§ Выбранный отрывок:
В 1915 году в прифронтовом Пинске состоялась подпольная конференция СЕРП. В письме к участнику революционного движения Я. Кантору от 24 сентября 1956 года М. У. Шац-Анин писал:
"Заполнить пробелы в истории еврейского революционного движения - задача, конечно, важная, и с уменьшением числа ветеранов движения эта задача все более осложняется... На Пинской конференции 1915 года я был и помню, что защищал в своем выступлении позицию В. И. Ленина на Циммервальдской конференции. Впрочем, я определенно знаю, что об этой конференции написал статью Б. Гутман в варшавском сборнике "Дер ройтер Пинск" ("Красный Пинск"), вышедшем после первой мировой войны... Я считаю очень благодарной задачу собрать у оставшихся в живых ветеранов движения личные воспоминания о конференциях, совещаниях и т.д. Вы сами знаете и Б. Кимельблата, и И. Брегмана, и Д. Левина, и других. Предложите им самим написать воспоминания, а кому трудно самому писать, запишите с их слов то, что они запомнили о революционном движении.
Конечно, необходимо думать и о том, чтобы собранные материалы получили научную разработку и были раньше или позже опубликованы, а это немыслимо без контакта с такими учреждениями, как ИМЭЛ (Институт Маркса - Энгельса - Ленина при ЦК КПСС. - Авт.) и Институт истории Академии наук. В 1944 году я подал в Институт истории АН докладную записку о необходимости систематической разработки проблем еврейской истории (экономической, политической и культурной) и об издании соответствующих работ.

§ Части упражнения:
**1.** Ответьте на вопросы по отрывку о Пинской конференции.
(a) В каком году и в каком городе прошла подпольная конференция СЕРП?
(b) Чью позицию, по словам Шаца-Анина, он защищал в своем выступлении на этой конференции?
(c) В какое учреждение и в каком году он подал докладную записку о разработке проблем еврейской истории?
**2.** Напишите продолжение отрывка о Пинской конференции и письме Шаца-Анина, начиная сразу после его последнего предложения.
Материал, приведённый далее, для работы не понадобится.

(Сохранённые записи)
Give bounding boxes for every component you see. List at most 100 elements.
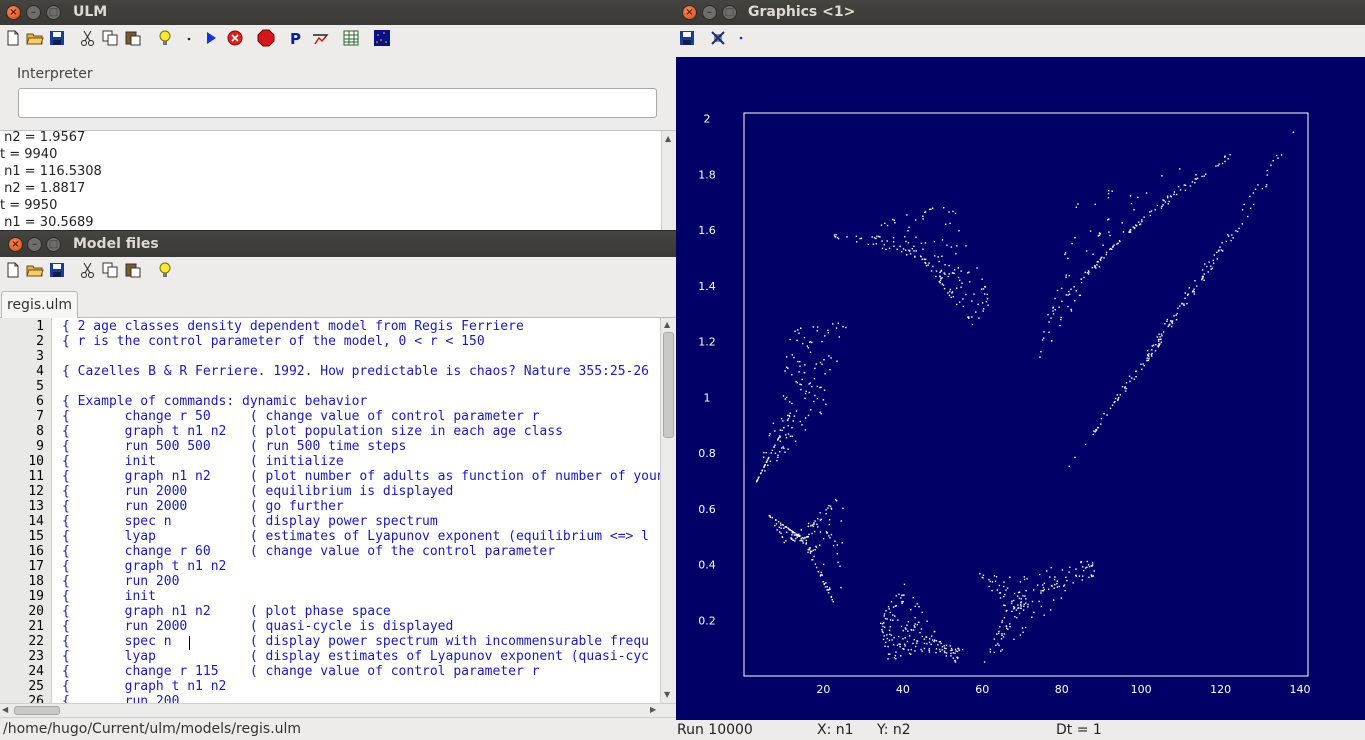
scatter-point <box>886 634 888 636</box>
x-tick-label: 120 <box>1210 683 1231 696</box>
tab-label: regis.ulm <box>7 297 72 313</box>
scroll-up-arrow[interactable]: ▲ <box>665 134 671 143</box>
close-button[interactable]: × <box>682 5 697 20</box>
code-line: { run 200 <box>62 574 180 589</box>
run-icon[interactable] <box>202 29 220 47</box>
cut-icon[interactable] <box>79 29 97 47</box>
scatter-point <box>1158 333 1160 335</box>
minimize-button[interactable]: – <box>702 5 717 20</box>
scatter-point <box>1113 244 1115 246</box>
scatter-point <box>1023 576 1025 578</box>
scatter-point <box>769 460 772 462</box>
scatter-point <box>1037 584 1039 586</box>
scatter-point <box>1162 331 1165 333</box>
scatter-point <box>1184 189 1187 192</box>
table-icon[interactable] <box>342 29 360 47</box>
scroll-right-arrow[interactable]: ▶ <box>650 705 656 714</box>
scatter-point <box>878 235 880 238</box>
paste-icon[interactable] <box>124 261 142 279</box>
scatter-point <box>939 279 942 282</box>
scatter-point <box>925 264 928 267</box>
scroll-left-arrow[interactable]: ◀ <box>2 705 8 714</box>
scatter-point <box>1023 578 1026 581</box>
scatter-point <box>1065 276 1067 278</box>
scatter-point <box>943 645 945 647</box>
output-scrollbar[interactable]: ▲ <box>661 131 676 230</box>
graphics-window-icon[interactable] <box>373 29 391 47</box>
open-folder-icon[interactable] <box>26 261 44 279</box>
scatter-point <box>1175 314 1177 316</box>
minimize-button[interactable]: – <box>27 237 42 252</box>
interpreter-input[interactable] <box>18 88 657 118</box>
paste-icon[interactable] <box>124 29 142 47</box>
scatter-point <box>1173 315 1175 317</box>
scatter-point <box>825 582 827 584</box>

§ Ответы по заданиям:
**1.**
(a) В 1915 году в Пинске.
(b) Позицию В. И. Ленина на Циммервальдской конференции.
(c) В Институт истории Академии наук в 1944 году.

**2.**
Я уверен, что в Москве имеются такие научные работники, как Ранович, Сосис и другие, которые работали и продолжают работать в этой области".
Из воспоминаний Макса Урьевича
ПЕТРОГРАД. МОСКВА
Мировая война и Февральская революция заставили меня определить свое отношение к основным проблемам эпохи, поколения, личности. Было очевидно, что общество вступает в критический период своего развития. Необходимо было вновь подвести итоги и наметить перспективы борьбы.
Я был тогда в Петрограде редактором сборника "Еврейский пролетарий", в котором сотрудничали также С. Михоэлс, И. Хургин и другие еврейские общественные деятели. После победы Февральской революции я сотрудничал также в журнале "Еврейский экономический вестник". В передовой статье первого номера этого журнала, озаглавленной "Раскрепощение и строительство", я изложил в общих чертах план радикальной реконструкции всей еврейской экономики в условиях демократической республики. Вот несколько выдержек из этой статьи:
"Новая Россия широко откроет нам дорогу к созиданию новой свободной жизни. В условиях демократического народовластия и признания за всеми национальностями России права широкого политического и культурного самоопределения каждая нация займет то место в жизни страны, которое определяется исключительно ее внутренними силами, способностями их выявить и организовать".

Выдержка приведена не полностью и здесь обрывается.